THE PROBLEM: The entries below should be output exactly as written.

(Data excerpts)
━━━━━━━━
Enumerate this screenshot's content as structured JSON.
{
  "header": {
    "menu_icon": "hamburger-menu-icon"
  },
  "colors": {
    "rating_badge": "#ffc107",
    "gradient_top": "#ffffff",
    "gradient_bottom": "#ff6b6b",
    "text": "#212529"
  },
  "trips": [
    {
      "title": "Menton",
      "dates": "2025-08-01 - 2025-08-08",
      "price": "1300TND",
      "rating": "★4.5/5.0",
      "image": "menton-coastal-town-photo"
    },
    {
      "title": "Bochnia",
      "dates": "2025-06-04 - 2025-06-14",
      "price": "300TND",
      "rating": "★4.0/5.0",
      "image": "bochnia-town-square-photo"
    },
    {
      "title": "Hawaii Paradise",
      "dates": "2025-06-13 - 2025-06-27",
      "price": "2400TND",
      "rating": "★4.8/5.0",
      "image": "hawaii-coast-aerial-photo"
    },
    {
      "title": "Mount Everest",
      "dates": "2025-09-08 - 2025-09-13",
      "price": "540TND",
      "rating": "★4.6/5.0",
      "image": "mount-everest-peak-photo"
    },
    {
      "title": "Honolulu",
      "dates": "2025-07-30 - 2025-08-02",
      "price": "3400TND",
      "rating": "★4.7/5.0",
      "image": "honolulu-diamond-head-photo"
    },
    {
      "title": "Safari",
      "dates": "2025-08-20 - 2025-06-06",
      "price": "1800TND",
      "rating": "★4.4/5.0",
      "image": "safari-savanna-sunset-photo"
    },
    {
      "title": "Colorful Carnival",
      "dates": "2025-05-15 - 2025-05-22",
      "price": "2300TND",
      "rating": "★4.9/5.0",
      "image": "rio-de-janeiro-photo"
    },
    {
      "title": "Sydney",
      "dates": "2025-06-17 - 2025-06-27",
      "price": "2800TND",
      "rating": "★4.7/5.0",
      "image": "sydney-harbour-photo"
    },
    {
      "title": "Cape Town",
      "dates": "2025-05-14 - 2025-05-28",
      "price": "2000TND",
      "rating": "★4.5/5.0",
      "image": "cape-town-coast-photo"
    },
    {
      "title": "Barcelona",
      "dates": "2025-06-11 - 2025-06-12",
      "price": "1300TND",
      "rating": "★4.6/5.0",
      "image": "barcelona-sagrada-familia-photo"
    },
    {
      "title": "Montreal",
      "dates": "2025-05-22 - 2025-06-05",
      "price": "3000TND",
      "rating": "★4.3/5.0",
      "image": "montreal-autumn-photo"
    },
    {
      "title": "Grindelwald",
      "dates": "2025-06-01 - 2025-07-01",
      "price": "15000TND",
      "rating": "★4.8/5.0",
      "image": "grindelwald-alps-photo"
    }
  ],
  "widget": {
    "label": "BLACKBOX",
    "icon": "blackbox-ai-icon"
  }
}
━━━━━━━━
RESULT FOR THIS EXERCISE:
Enumerate this screenshot's content as structured JSON.
{
  "header": {
    "menu_icon": "hamburger-menu-icon"
  },
  "colors": {
    "rating_badge": "#ffc107",
    "gradient_top": "#ffffff",
    "gradient_bottom": "#ff6b6b",
    "text": "#212529"
  },
  "trips": [
    {
      "title": "Menton",
      "dates": "2025-08-01 - 2025-08-08",
      "price": "1300TND",
      "rating": "★4.5/5.0",
      "image": "menton-coastal-town-photo"
    },
    {
      "title": "Bochnia",
      "dates": "2025-06-04 - 2025-06-14",
      "price": "300TND",
      "rating": "★4.0/5.0",
      "image": "bochnia-town-square-photo"
    },
    {
      "title": "Hawaii Paradise",
      "dates": "2025-06-13 - 2025-06-27",
      "price": "2400TND",
      "rating": "★4.8/5.0",
      "image": "hawaii-coast-aerial-photo"
    },
    {
      "title": "Mount Everest",
      "dates": "2025-09-08 - 2025-09-13",
      "price": "540TND",
      "rating": "★4.6/5.0",
      "image": "mount-everest-peak-photo"
    },
    {
      "title": "Honolulu",
      "dates": "2025-07-30 - 2025-08-02",
      "price": "3400TND",
      "rating": "★4.7/5.0",
      "image": "honolulu-diamond-head-photo"
    },
    {
      "title": "Safari",
      "dates": "2025-08-20 - 2025-06-06",
      "price": "1800TND",
      "rating": "★4.4/5.0",
      "image": "safari-savanna-sunset-photo"
    },
    {
      "title": "Colorful Carnival",
      "dates": "2025-05-15 - 2025-05-22",
      "price": "2300TND",
      "rating": "★4.9/5.0",
      "image": "rio-de-janeiro-photo"
    },
    {
      "title": "Sydney",
      "dates": "2025-06-17 - 2025-06-27",
      "price": "2800TND",
      "rating": "★4.7/5.0",
      "image": "sydney-harbour-photo"
    },
    {
      "title": "Cape Town",
      "dates": "2025-05-14 - 2025-05-28",
      "price": "2000TND",
      "rating": "★4.5/5.0",
      "image": "cape-town-coast-photo"
    },
    {
      "title": "Barcelona",
      "dates": "2025-06-11 - 2025-06-12",
      "price": "1300TND",
      "rating": "★4.6/5.0",
      "image": "barcelona-sagrada-familia-photo"
    },
    {
      "title": "Montreal",
      "dates": "2025-05-22 - 2025-06-05",
      "price": "3000TND",
      "rating": "★4.3/5.0",
      "image": "montreal-autumn-photo"
    },
    {
      "title": "Grindelwald",
      "dates": "2025-06-01 - 2025-07-01",
      "price": "15000TND",
      "rating": "★4.8/5.0",
      "image": "grindelwald-alps-photo"
    }
  ],
  "widget": {
    "label": "BLACKBOX",
    "icon": "blackbox-ai-icon"
  }
}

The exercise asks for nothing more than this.